* [Problem description]: Write out every entry below word for word, leaving nothing out.

* [Entries of transcribed document text]:
-- Opening Marker --
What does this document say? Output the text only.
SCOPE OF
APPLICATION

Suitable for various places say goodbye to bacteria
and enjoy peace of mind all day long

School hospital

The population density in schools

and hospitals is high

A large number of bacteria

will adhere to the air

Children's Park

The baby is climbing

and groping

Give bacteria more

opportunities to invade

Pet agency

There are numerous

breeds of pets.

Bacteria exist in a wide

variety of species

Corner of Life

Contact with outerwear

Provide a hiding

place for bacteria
-- Closing Marker --
* [Problem solution]:
What does this document say? Output the text only.
SCOPE OF
APPLICATION

Suitable for various places say goodbye to bacteria
and enjoy peace of mind all day long

School hospital

The population density in schools

and hospitals is high

A large number of bacteria

will adhere to the air

Children's Park

The baby is climbing

and groping

Give bacteria more

opportunities to invade

Pet agency

There are numerous

breeds of pets.

Bacteria exist in a wide

variety of species

Corner of Life

Contact with outerwear

Provide a hiding

place for bacteria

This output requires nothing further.